Problem to work on - Scan the records and identify every line in which the string "Firmenansprechpartner" occurs, then return those lines.

(Stored data entries)

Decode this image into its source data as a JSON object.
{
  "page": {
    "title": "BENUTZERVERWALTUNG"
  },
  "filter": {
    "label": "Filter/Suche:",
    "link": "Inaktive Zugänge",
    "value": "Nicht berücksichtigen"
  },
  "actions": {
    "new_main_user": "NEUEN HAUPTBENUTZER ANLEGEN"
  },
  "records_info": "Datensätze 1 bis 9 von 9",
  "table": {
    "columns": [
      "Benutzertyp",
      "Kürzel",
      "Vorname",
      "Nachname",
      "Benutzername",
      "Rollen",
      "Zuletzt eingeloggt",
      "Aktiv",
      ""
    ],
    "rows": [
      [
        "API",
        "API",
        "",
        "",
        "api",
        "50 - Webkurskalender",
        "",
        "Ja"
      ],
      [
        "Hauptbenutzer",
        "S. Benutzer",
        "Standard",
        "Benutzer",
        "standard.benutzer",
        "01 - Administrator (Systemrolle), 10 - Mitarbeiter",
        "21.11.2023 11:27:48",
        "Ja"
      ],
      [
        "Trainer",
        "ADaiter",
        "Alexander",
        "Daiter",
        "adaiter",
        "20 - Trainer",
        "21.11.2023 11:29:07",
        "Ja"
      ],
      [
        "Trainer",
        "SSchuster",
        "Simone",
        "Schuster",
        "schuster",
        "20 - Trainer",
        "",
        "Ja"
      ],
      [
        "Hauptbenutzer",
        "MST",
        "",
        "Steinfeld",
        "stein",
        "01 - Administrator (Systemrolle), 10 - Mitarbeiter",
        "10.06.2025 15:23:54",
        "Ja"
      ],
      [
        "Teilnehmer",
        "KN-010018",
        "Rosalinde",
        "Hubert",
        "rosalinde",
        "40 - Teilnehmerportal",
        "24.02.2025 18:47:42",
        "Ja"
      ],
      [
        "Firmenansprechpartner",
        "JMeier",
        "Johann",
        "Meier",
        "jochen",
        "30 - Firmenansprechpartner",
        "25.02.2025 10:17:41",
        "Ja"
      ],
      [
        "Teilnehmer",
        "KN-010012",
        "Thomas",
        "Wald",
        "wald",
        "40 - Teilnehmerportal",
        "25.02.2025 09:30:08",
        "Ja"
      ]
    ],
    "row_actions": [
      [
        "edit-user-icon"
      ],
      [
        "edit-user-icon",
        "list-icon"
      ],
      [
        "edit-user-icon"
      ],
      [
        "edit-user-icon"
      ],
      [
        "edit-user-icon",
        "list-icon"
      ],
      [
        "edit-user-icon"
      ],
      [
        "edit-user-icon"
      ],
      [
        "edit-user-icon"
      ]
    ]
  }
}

The solution -
        "Firmenansprechpartner",
        "30 - Firmenansprechpartner",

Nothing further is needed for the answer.